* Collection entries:
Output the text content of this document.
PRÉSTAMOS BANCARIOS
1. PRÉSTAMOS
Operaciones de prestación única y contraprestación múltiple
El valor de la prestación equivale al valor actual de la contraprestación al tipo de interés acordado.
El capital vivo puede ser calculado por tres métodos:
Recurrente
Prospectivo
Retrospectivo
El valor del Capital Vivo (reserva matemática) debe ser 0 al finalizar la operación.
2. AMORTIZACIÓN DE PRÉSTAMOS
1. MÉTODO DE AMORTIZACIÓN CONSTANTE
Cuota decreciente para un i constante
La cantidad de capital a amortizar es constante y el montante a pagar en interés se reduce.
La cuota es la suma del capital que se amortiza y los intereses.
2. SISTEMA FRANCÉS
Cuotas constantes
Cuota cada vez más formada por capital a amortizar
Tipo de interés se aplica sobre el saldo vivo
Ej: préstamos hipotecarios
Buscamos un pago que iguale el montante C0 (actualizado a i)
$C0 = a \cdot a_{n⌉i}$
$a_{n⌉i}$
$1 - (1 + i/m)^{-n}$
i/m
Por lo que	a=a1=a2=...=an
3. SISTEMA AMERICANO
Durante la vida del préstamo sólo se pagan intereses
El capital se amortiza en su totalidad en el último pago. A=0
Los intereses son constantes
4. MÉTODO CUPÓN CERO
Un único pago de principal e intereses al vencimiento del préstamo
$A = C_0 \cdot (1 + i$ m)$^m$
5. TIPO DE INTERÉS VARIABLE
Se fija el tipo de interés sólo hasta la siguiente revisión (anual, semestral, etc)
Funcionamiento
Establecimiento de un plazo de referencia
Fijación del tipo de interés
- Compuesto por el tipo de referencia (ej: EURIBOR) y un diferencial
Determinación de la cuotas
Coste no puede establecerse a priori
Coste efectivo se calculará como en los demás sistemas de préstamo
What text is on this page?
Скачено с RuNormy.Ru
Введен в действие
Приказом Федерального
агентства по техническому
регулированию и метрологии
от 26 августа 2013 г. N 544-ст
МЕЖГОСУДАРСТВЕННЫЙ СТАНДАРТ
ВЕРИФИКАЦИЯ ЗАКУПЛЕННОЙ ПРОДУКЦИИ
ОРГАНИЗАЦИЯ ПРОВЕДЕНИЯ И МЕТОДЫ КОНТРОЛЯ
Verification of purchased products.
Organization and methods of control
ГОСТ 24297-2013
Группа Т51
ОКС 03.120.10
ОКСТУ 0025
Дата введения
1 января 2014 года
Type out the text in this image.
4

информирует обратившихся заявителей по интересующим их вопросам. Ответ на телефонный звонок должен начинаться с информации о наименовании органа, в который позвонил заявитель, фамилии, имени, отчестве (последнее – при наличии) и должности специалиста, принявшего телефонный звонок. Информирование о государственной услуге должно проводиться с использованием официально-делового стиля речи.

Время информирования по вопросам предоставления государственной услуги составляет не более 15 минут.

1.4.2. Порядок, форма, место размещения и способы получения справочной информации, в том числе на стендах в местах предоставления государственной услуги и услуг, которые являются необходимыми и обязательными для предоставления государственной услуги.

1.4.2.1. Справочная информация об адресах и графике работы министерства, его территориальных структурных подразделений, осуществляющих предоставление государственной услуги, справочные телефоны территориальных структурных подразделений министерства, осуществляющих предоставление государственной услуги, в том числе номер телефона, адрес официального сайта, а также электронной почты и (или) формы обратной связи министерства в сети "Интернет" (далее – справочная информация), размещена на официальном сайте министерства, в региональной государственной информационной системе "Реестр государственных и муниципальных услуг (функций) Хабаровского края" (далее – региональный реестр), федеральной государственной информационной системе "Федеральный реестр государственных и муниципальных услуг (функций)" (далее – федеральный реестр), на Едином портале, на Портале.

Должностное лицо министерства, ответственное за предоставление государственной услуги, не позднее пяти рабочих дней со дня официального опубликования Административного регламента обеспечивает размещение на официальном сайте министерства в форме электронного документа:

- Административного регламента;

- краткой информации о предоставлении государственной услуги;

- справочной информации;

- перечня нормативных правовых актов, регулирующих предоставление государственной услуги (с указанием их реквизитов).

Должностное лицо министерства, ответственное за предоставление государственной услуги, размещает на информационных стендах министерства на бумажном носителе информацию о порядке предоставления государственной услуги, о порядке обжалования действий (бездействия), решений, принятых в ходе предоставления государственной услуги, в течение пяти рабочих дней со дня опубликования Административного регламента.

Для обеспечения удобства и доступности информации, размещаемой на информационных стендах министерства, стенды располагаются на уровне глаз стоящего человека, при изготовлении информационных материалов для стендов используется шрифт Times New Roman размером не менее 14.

* WHAT YOU NEED TO DO: Reproduce the material above exactly; please quote every line of it.

* TASK RESULT:
Output the text content of this document.
PRÉSTAMOS BANCARIOS
1. PRÉSTAMOS
Operaciones de prestación única y contraprestación múltiple
El valor de la prestación equivale al valor actual de la contraprestación al tipo de interés acordado.
El capital vivo puede ser calculado por tres métodos:
Recurrente
Prospectivo
Retrospectivo
El valor del Capital Vivo (reserva matemática) debe ser 0 al finalizar la operación.
2. AMORTIZACIÓN DE PRÉSTAMOS
1. MÉTODO DE AMORTIZACIÓN CONSTANTE
Cuota decreciente para un i constante
La cantidad de capital a amortizar es constante y el montante a pagar en interés se reduce.
La cuota es la suma del capital que se amortiza y los intereses.
2. SISTEMA FRANCÉS
Cuotas constantes
Cuota cada vez más formada por capital a amortizar
Tipo de interés se aplica sobre el saldo vivo
Ej: préstamos hipotecarios
Buscamos un pago que iguale el montante C0 (actualizado a i)
$C0 = a \cdot a_{n⌉i}$
$a_{n⌉i}$
$1 - (1 + i/m)^{-n}$
i/m
Por lo que	a=a1=a2=...=an
3. SISTEMA AMERICANO
Durante la vida del préstamo sólo se pagan intereses
El capital se amortiza en su totalidad en el último pago. A=0
Los intereses son constantes
4. MÉTODO CUPÓN CERO
Un único pago de principal e intereses al vencimiento del préstamo
$A = C_0 \cdot (1 + i$ m)$^m$
5. TIPO DE INTERÉS VARIABLE
Se fija el tipo de interés sólo hasta la siguiente revisión (anual, semestral, etc)
Funcionamiento
Establecimiento de un plazo de referencia
Fijación del tipo de interés
- Compuesto por el tipo de referencia (ej: EURIBOR) y un diferencial
Determinación de la cuotas
Coste no puede establecerse a priori
Coste efectivo se calculará como en los demás sistemas de préstamo
What text is on this page?
Скачено с RuNormy.Ru
Введен в действие
Приказом Федерального
агентства по техническому
регулированию и метрологии
от 26 августа 2013 г. N 544-ст
МЕЖГОСУДАРСТВЕННЫЙ СТАНДАРТ
ВЕРИФИКАЦИЯ ЗАКУПЛЕННОЙ ПРОДУКЦИИ
ОРГАНИЗАЦИЯ ПРОВЕДЕНИЯ И МЕТОДЫ КОНТРОЛЯ
Verification of purchased products.
Organization and methods of control
ГОСТ 24297-2013
Группа Т51
ОКС 03.120.10
ОКСТУ 0025
Дата введения
1 января 2014 года
Type out the text in this image.
4

информирует обратившихся заявителей по интересующим их вопросам. Ответ на телефонный звонок должен начинаться с информации о наименовании органа, в который позвонил заявитель, фамилии, имени, отчестве (последнее – при наличии) и должности специалиста, принявшего телефонный звонок. Информирование о государственной услуге должно проводиться с использованием официально-делового стиля речи.

Время информирования по вопросам предоставления государственной услуги составляет не более 15 минут.

1.4.2. Порядок, форма, место размещения и способы получения справочной информации, в том числе на стендах в местах предоставления государственной услуги и услуг, которые являются необходимыми и обязательными для предоставления государственной услуги.

1.4.2.1. Справочная информация об адресах и графике работы министерства, его территориальных структурных подразделений, осуществляющих предоставление государственной услуги, справочные телефоны территориальных структурных подразделений министерства, осуществляющих предоставление государственной услуги, в том числе номер телефона, адрес официального сайта, а также электронной почты и (или) формы обратной связи министерства в сети "Интернет" (далее – справочная информация), размещена на официальном сайте министерства, в региональной государственной информационной системе "Реестр государственных и муниципальных услуг (функций) Хабаровского края" (далее – региональный реестр), федеральной государственной информационной системе "Федеральный реестр государственных и муниципальных услуг (функций)" (далее – федеральный реестр), на Едином портале, на Портале.

Должностное лицо министерства, ответственное за предоставление государственной услуги, не позднее пяти рабочих дней со дня официального опубликования Административного регламента обеспечивает размещение на официальном сайте министерства в форме электронного документа:

- Административного регламента;

- краткой информации о предоставлении государственной услуги;

- справочной информации;

- перечня нормативных правовых актов, регулирующих предоставление государственной услуги (с указанием их реквизитов).

Должностное лицо министерства, ответственное за предоставление государственной услуги, размещает на информационных стендах министерства на бумажном носителе информацию о порядке предоставления государственной услуги, о порядке обжалования действий (бездействия), решений, принятых в ходе предоставления государственной услуги, в течение пяти рабочих дней со дня опубликования Административного регламента.

Для обеспечения удобства и доступности информации, размещаемой на информационных стендах министерства, стенды располагаются на уровне глаз стоящего человека, при изготовлении информационных материалов для стендов используется шрифт Times New Roman размером не менее 14.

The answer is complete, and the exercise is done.